→ **Problem**: List each line of the data that holds the string "title", please.

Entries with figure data

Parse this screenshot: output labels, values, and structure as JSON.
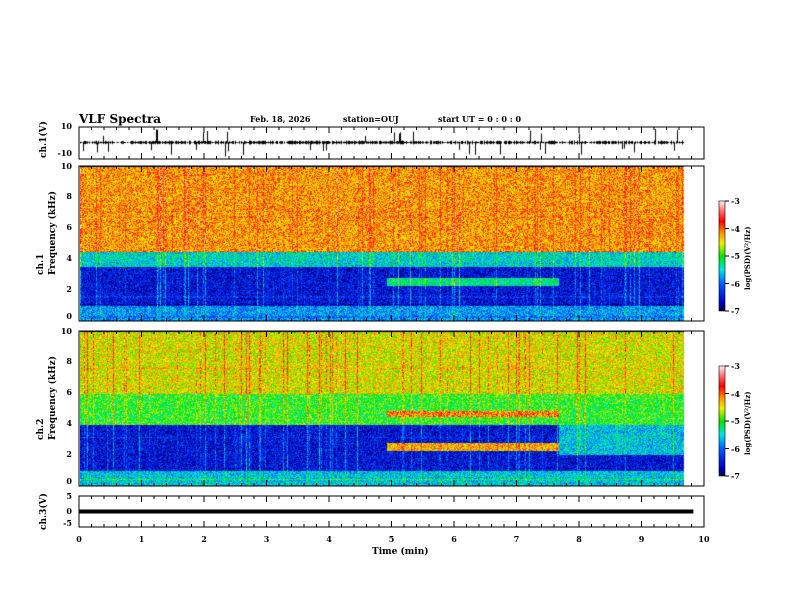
{
  "header": {
    "title": "VLF Spectra",
    "date": "Feb. 18, 2026",
    "station": "station=OUJ",
    "start": "start  UT =   0 : 0  : 0"
  },
  "chart_data": [
    {
      "type": "line",
      "name": "ch1-waveform",
      "ylabel": "ch.1(V)",
      "ylim": [
        -10,
        10
      ],
      "yticks": [
        "10",
        "-10"
      ],
      "xlim": [
        0,
        10
      ],
      "data_end_min": 9.83,
      "description_values": {
        "baseline": 0,
        "spike_range": [
          -8,
          8
        ]
      }
    },
    {
      "type": "heatmap",
      "name": "ch1-spectrogram",
      "ylabel": "ch.1\nFrequency (kHz)",
      "ylim": [
        0,
        10
      ],
      "yticks": [
        "0",
        "2",
        "4",
        "6",
        "8",
        "10"
      ],
      "xlim": [
        0,
        10
      ],
      "colorbar": {
        "label": "log(PSD)(V²/Hz)",
        "range": [
          -7,
          -3
        ],
        "ticks": [
          "-3",
          "-4",
          "-5",
          "-6",
          "-7"
        ]
      },
      "bands": [
        {
          "f": [
            0,
            1
          ],
          "level": -5.8
        },
        {
          "f": [
            1,
            3.5
          ],
          "level": -6.5
        },
        {
          "f": [
            3.5,
            4.5
          ],
          "level": -5.5
        },
        {
          "f": [
            4.5,
            10
          ],
          "level": -4.2
        },
        {
          "t": [
            5,
            7.8
          ],
          "f": [
            2.3,
            2.8
          ],
          "level": -5.3
        }
      ]
    },
    {
      "type": "heatmap",
      "name": "ch2-spectrogram",
      "ylabel": "ch.2\nFrequency (kHz)",
      "ylim": [
        0,
        10
      ],
      "yticks": [
        "0",
        "2",
        "4",
        "6",
        "8",
        "10"
      ],
      "xlim": [
        0,
        10
      ],
      "colorbar": {
        "label": "log(PSD)(V²/Hz)",
        "range": [
          -7,
          -3
        ],
        "ticks": [
          "-3",
          "-4",
          "-5",
          "-6",
          "-7"
        ]
      },
      "bands": [
        {
          "f": [
            0,
            1
          ],
          "level": -5.6
        },
        {
          "f": [
            1,
            4
          ],
          "level": -6.5
        },
        {
          "f": [
            4,
            6
          ],
          "level": -5.0
        },
        {
          "f": [
            6,
            10
          ],
          "level": -4.5
        },
        {
          "t": [
            5,
            7.8
          ],
          "f": [
            2.3,
            2.8
          ],
          "level": -4.3
        },
        {
          "t": [
            5,
            7.8
          ],
          "f": [
            4.5,
            4.9
          ],
          "level": -4.1
        },
        {
          "t": [
            7.8,
            10
          ],
          "f": [
            2,
            4
          ],
          "level": -5.6
        }
      ]
    },
    {
      "type": "line",
      "name": "ch3-waveform",
      "ylabel": "ch.3(V)",
      "ylim": [
        -5,
        5
      ],
      "yticks": [
        "5",
        "0",
        "-5"
      ],
      "xlim": [
        0,
        10
      ],
      "constant_value": -1.5
    },
    {
      "xlabel": "Time (min)",
      "xticks": [
        "0",
        "1",
        "2",
        "3",
        "4",
        "5",
        "6",
        "7",
        "8",
        "9",
        "10"
      ]
    }
  ]
}
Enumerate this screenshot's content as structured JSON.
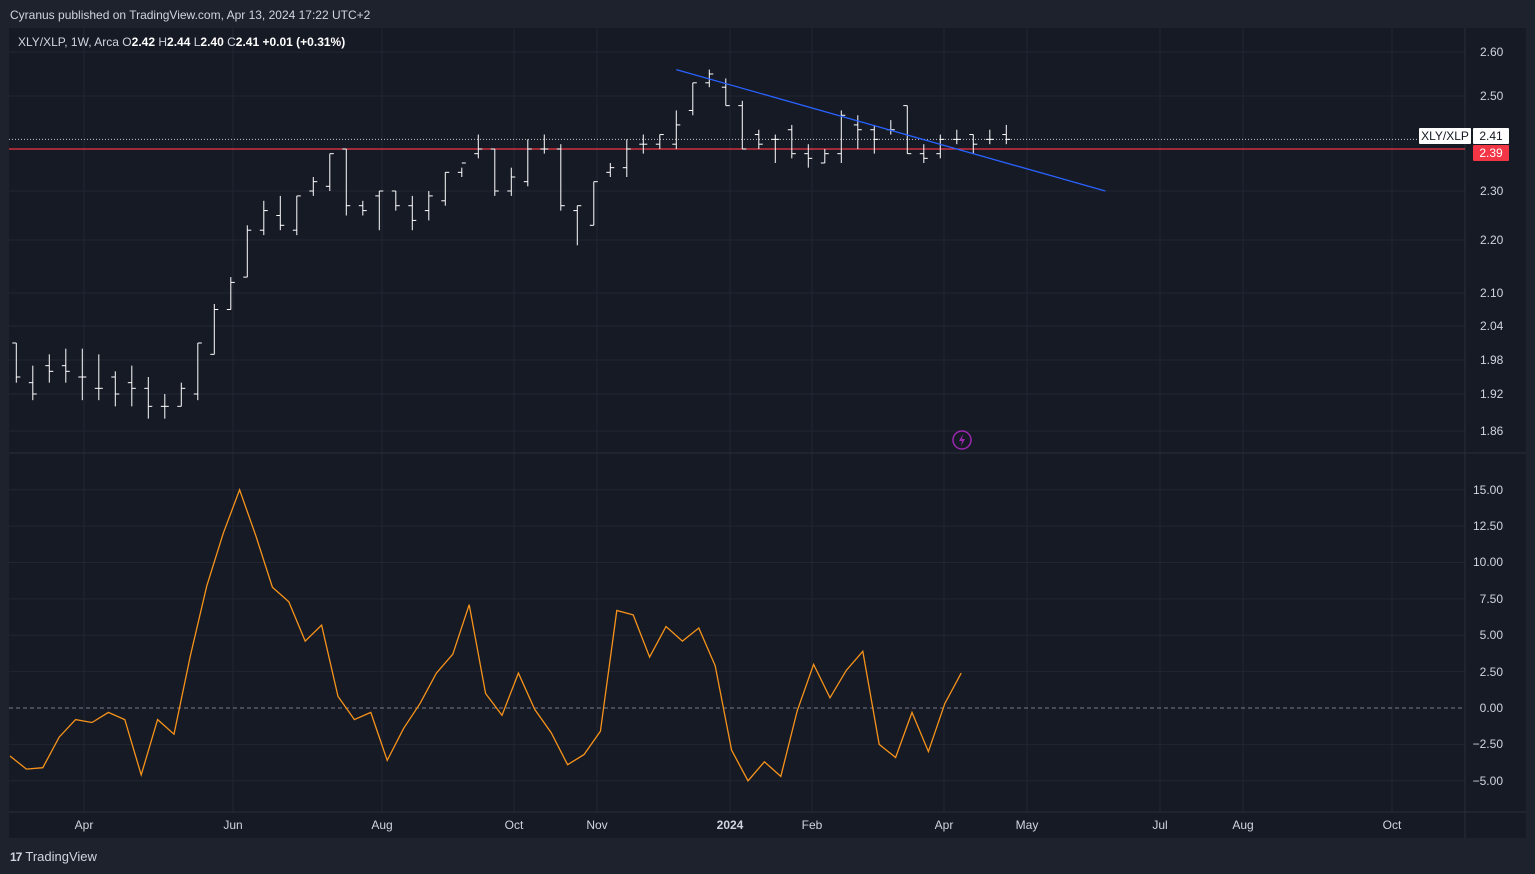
{
  "header": {
    "published_text": "Cyranus published on TradingView.com, Apr 13, 2024 17:22 UTC+2"
  },
  "legend": {
    "symbol": "XLY/XLP, 1W, Arca",
    "open_label": "O",
    "open": "2.42",
    "high_label": "H",
    "high": "2.44",
    "low_label": "L",
    "low": "2.40",
    "close_label": "C",
    "close": "2.41",
    "change": "+0.01 (+0.31%)"
  },
  "price_tags": {
    "symbol_tag": "XLY/XLP",
    "last_value": "2.41",
    "support_value": "2.39"
  },
  "footer": {
    "brand": "TradingView",
    "logo_mark": "17"
  },
  "colors": {
    "background": "#161a25",
    "bars": "#ffffff",
    "support_line": "#f23645",
    "trend_line": "#2962ff",
    "oscillator": "#f7931a",
    "flash_icon": "#9c27b0"
  },
  "icons": {
    "flash": "lightning-icon",
    "logo": "tradingview-logo-icon"
  },
  "chart_data": [
    {
      "type": "ohlc",
      "title": "XLY/XLP, 1W, Arca",
      "x_axis_labels": [
        "Apr",
        "Jun",
        "Aug",
        "Oct",
        "Nov",
        "2024",
        "Feb",
        "Apr",
        "May",
        "Jul",
        "Aug",
        "Oct"
      ],
      "y_axis_labels": [
        "2.60",
        "2.50",
        "2.30",
        "2.20",
        "2.10",
        "2.04",
        "1.98",
        "1.92",
        "1.86"
      ],
      "grid": true,
      "horizontal_line": {
        "value": 2.39,
        "label": "2.39"
      },
      "last_price": {
        "value": 2.41,
        "label": "2.41"
      },
      "trend_line": {
        "from": {
          "bar": 40,
          "value": 2.56
        },
        "to": {
          "bar": 66,
          "value": 2.3
        }
      },
      "bars": [
        [
          2.01,
          2.01,
          1.94,
          1.95
        ],
        [
          1.94,
          1.97,
          1.91,
          1.92
        ],
        [
          1.97,
          1.99,
          1.94,
          1.96
        ],
        [
          1.97,
          2.0,
          1.94,
          1.96
        ],
        [
          1.95,
          2.0,
          1.91,
          1.95
        ],
        [
          1.93,
          1.99,
          1.91,
          1.93
        ],
        [
          1.95,
          1.96,
          1.9,
          1.92
        ],
        [
          1.94,
          1.97,
          1.9,
          1.93
        ],
        [
          1.93,
          1.95,
          1.88,
          1.9
        ],
        [
          1.9,
          1.92,
          1.88,
          1.9
        ],
        [
          1.9,
          1.94,
          1.9,
          1.93
        ],
        [
          1.92,
          2.01,
          1.91,
          2.01
        ],
        [
          1.99,
          2.08,
          1.99,
          2.07
        ],
        [
          2.07,
          2.13,
          2.07,
          2.12
        ],
        [
          2.13,
          2.23,
          2.13,
          2.22
        ],
        [
          2.22,
          2.28,
          2.21,
          2.26
        ],
        [
          2.25,
          2.29,
          2.22,
          2.23
        ],
        [
          2.22,
          2.29,
          2.21,
          2.29
        ],
        [
          2.3,
          2.33,
          2.29,
          2.32
        ],
        [
          2.31,
          2.38,
          2.3,
          2.38
        ],
        [
          2.39,
          2.39,
          2.25,
          2.27
        ],
        [
          2.27,
          2.28,
          2.25,
          2.26
        ],
        [
          2.29,
          2.3,
          2.22,
          2.3
        ],
        [
          2.3,
          2.3,
          2.26,
          2.27
        ],
        [
          2.27,
          2.29,
          2.22,
          2.24
        ],
        [
          2.26,
          2.3,
          2.24,
          2.29
        ],
        [
          2.28,
          2.34,
          2.27,
          2.34
        ],
        [
          2.34,
          2.35,
          2.33,
          2.36
        ],
        [
          2.38,
          2.42,
          2.37,
          2.39
        ],
        [
          2.39,
          2.39,
          2.29,
          2.3
        ],
        [
          2.3,
          2.35,
          2.29,
          2.33
        ],
        [
          2.32,
          2.41,
          2.31,
          2.39
        ],
        [
          2.39,
          2.42,
          2.38,
          2.39
        ],
        [
          2.39,
          2.4,
          2.26,
          2.27
        ],
        [
          2.26,
          2.27,
          2.19,
          2.27
        ],
        [
          2.23,
          2.32,
          2.23,
          2.32
        ],
        [
          2.34,
          2.36,
          2.33,
          2.35
        ],
        [
          2.35,
          2.41,
          2.33,
          2.39
        ],
        [
          2.4,
          2.42,
          2.38,
          2.4
        ],
        [
          2.4,
          2.42,
          2.39,
          2.42
        ],
        [
          2.4,
          2.47,
          2.39,
          2.44
        ],
        [
          2.47,
          2.53,
          2.46,
          2.53
        ],
        [
          2.53,
          2.56,
          2.52,
          2.55
        ],
        [
          2.52,
          2.54,
          2.48,
          2.48
        ],
        [
          2.48,
          2.49,
          2.39,
          2.39
        ],
        [
          2.42,
          2.43,
          2.39,
          2.4
        ],
        [
          2.41,
          2.42,
          2.36,
          2.41
        ],
        [
          2.43,
          2.44,
          2.37,
          2.38
        ],
        [
          2.38,
          2.4,
          2.35,
          2.37
        ],
        [
          2.36,
          2.39,
          2.36,
          2.38
        ],
        [
          2.38,
          2.47,
          2.36,
          2.46
        ],
        [
          2.44,
          2.46,
          2.39,
          2.43
        ],
        [
          2.43,
          2.44,
          2.38,
          2.41
        ],
        [
          2.43,
          2.45,
          2.42,
          2.43
        ],
        [
          2.48,
          2.48,
          2.38,
          2.38
        ],
        [
          2.38,
          2.4,
          2.36,
          2.37
        ],
        [
          2.38,
          2.42,
          2.37,
          2.41
        ],
        [
          2.41,
          2.43,
          2.4,
          2.41
        ],
        [
          2.42,
          2.42,
          2.38,
          2.4
        ],
        [
          2.41,
          2.43,
          2.4,
          2.41
        ],
        [
          2.42,
          2.44,
          2.4,
          2.41
        ]
      ]
    },
    {
      "type": "line",
      "y_axis_labels": [
        "15.00",
        "12.50",
        "10.00",
        "7.50",
        "5.00",
        "2.50",
        "0.00",
        "−2.50",
        "−5.00"
      ],
      "zero_line": 0,
      "grid": true,
      "series": [
        {
          "values": [
            -3.3,
            -4.2,
            -4.1,
            -2,
            -0.8,
            -1,
            -0.3,
            -0.8,
            -4.6,
            -0.8,
            -1.8,
            3.6,
            8.4,
            12,
            15,
            11.8,
            8.3,
            7.3,
            4.6,
            5.7,
            0.8,
            -0.8,
            -0.3,
            -3.6,
            -1.4,
            0.3,
            2.4,
            3.7,
            7.1,
            1,
            -0.5,
            2.4,
            -0.1,
            -1.7,
            -3.9,
            -3.2,
            -1.6,
            6.7,
            6.4,
            3.5,
            5.6,
            4.6,
            5.5,
            2.9,
            -2.9,
            -5,
            -3.7,
            -4.7,
            -0.2,
            3,
            0.7,
            2.6,
            3.9,
            -2.5,
            -3.4,
            -0.3,
            -3,
            0.3,
            2.4
          ]
        }
      ]
    }
  ]
}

→ **Output for this exercise**:
    "title": "VLF Spectra",
      "title": "XLY/XLP, 1W, Arca",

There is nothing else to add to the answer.